▶ _AIM OF THE TASK_:
Show every line containing "logo" by copying it.
── PROVIDED MATERIAL
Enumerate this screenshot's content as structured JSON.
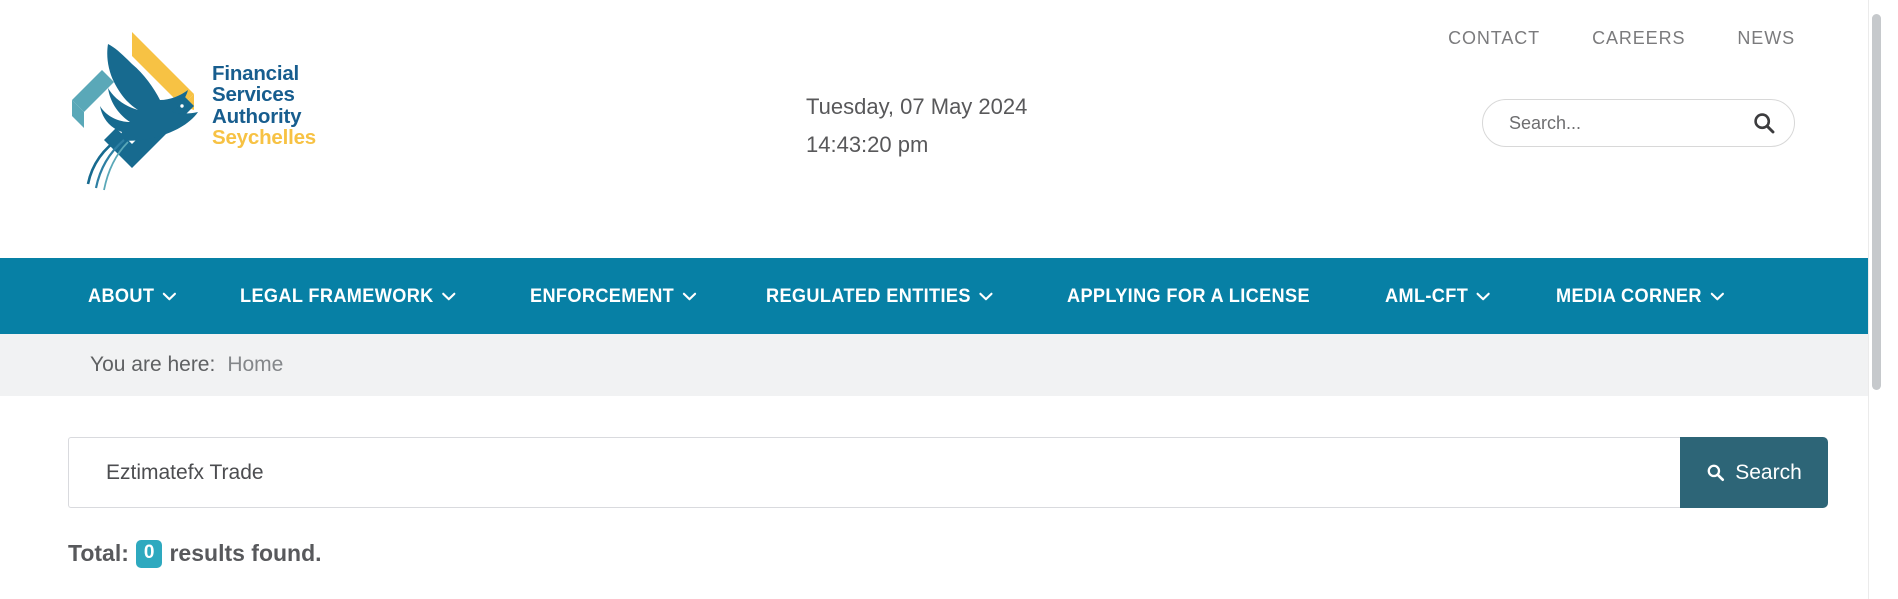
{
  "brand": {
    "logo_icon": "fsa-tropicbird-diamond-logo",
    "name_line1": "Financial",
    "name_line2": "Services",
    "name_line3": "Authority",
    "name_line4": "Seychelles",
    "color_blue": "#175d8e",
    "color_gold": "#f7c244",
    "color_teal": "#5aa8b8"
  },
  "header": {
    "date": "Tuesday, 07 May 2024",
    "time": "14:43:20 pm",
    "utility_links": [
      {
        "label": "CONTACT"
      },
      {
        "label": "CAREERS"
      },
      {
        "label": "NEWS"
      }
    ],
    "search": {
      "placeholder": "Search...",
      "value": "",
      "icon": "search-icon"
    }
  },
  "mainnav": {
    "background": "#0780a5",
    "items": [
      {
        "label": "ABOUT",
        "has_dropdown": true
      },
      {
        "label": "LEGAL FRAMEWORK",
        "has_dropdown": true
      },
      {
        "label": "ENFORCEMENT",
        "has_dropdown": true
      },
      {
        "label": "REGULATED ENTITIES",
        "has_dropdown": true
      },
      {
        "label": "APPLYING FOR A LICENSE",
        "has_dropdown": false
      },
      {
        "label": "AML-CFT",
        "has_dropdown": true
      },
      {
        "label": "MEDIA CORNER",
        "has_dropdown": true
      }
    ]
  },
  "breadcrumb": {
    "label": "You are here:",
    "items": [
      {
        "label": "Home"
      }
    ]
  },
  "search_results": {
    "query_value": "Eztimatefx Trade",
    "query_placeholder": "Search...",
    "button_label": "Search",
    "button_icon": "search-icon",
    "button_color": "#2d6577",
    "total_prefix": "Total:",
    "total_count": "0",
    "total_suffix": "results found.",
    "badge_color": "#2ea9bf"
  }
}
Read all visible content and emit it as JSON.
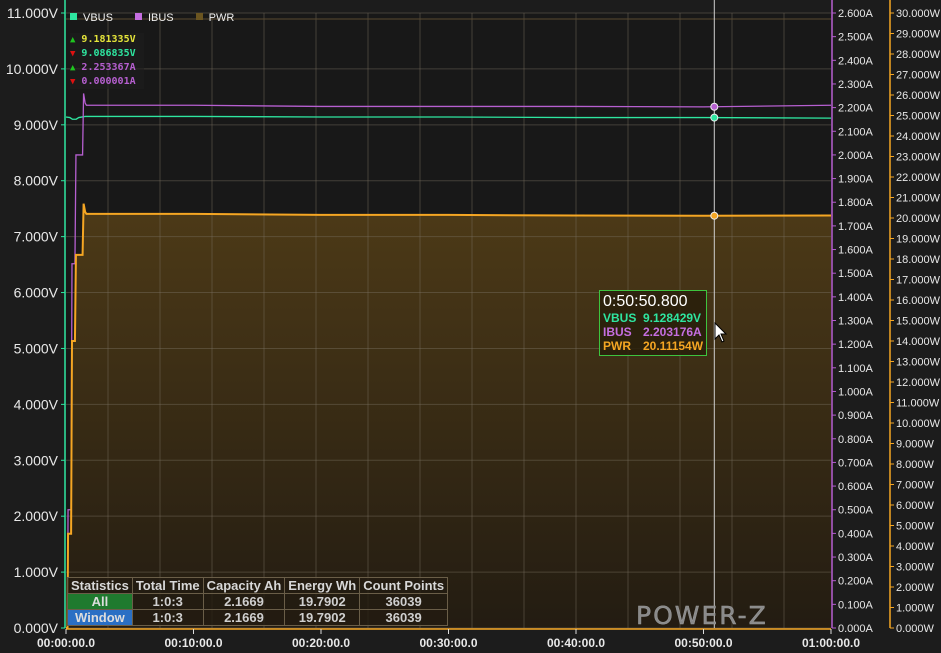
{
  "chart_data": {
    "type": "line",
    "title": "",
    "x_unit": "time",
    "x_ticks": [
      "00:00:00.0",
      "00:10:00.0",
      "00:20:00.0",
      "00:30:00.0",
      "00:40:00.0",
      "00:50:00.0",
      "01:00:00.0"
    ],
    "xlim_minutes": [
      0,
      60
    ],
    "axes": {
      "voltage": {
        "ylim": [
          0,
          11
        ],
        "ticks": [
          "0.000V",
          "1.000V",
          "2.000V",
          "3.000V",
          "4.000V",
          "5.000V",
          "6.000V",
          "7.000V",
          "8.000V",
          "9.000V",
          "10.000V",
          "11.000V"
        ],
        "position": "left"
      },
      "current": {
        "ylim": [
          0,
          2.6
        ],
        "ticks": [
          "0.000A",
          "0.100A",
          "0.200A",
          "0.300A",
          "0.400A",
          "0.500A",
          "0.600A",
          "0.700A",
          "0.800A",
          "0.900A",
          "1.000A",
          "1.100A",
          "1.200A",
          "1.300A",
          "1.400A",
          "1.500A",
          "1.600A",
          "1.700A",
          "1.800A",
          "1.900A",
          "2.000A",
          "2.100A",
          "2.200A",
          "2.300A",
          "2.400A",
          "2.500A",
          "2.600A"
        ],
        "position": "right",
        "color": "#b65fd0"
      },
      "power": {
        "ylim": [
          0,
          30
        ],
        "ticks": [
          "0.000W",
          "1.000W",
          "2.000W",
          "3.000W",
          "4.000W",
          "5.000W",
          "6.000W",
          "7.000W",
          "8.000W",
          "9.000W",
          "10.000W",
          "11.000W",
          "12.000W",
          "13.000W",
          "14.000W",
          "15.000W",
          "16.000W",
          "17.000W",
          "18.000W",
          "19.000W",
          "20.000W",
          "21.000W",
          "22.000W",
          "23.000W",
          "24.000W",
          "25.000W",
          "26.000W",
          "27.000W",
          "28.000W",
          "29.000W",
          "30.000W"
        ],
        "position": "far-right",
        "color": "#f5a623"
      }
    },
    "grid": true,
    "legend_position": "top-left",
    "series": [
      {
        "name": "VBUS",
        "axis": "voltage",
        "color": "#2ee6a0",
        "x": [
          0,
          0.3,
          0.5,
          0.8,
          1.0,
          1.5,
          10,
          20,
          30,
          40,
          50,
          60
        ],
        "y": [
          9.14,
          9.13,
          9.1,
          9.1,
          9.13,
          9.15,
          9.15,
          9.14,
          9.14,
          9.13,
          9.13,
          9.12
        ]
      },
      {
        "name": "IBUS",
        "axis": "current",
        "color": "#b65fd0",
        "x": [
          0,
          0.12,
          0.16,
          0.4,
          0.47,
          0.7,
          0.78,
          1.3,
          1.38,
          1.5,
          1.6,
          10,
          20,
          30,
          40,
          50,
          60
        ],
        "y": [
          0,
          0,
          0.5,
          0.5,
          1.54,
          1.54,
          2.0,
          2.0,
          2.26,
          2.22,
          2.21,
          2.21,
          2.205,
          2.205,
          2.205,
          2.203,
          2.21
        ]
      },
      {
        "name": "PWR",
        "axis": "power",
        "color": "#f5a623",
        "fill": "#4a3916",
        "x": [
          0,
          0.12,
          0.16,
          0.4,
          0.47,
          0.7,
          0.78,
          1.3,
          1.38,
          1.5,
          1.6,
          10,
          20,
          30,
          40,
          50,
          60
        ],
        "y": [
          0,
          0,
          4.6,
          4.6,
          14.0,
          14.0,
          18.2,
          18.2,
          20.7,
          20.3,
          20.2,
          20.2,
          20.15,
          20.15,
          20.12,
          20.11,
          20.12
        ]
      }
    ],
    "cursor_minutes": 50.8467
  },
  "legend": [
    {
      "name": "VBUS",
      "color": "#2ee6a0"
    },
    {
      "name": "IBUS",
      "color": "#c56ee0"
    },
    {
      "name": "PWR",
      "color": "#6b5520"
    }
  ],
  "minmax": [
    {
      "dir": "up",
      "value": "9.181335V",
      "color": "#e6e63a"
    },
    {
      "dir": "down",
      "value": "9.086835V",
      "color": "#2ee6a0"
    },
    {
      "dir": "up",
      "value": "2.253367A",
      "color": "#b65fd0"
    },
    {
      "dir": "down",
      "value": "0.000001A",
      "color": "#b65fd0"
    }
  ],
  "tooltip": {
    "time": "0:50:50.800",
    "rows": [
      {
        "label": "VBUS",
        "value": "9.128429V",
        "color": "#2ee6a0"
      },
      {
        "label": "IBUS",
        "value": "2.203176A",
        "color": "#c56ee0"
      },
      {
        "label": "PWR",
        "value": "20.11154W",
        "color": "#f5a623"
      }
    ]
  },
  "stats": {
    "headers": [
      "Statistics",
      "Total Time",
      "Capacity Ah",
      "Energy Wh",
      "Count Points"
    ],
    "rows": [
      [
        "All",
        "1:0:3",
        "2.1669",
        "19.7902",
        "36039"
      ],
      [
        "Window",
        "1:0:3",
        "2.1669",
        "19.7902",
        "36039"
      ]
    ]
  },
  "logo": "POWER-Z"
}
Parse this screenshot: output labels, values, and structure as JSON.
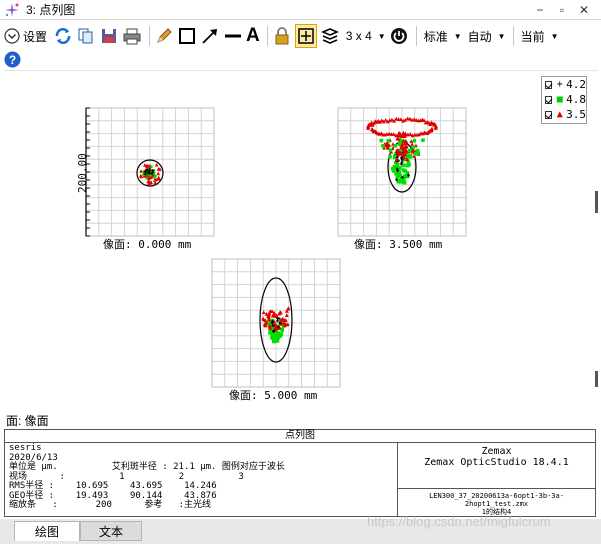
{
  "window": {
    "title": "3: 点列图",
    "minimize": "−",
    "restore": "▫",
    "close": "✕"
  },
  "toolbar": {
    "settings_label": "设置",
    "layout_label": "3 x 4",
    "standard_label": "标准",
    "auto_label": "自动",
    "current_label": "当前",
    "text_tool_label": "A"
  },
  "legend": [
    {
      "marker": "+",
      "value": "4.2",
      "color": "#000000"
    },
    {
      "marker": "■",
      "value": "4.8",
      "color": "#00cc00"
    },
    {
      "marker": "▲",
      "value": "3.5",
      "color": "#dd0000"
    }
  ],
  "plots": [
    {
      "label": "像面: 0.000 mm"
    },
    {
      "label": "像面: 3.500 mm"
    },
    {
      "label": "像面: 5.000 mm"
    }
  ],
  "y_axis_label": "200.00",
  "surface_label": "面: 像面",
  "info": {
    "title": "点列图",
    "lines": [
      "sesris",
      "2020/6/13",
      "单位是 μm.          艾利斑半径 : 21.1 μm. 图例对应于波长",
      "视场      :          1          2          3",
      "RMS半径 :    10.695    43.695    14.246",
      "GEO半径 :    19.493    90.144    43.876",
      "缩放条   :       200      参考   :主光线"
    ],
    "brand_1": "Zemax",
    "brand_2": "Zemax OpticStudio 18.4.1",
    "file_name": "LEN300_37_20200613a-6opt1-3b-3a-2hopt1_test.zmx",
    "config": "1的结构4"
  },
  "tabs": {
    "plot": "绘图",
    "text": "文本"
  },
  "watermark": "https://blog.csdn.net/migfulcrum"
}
────
▶ _TASK OUTPUT_:
    "logo_icon": "fsa-tropicbird-diamond-logo",
  "logo": "POWER-Z"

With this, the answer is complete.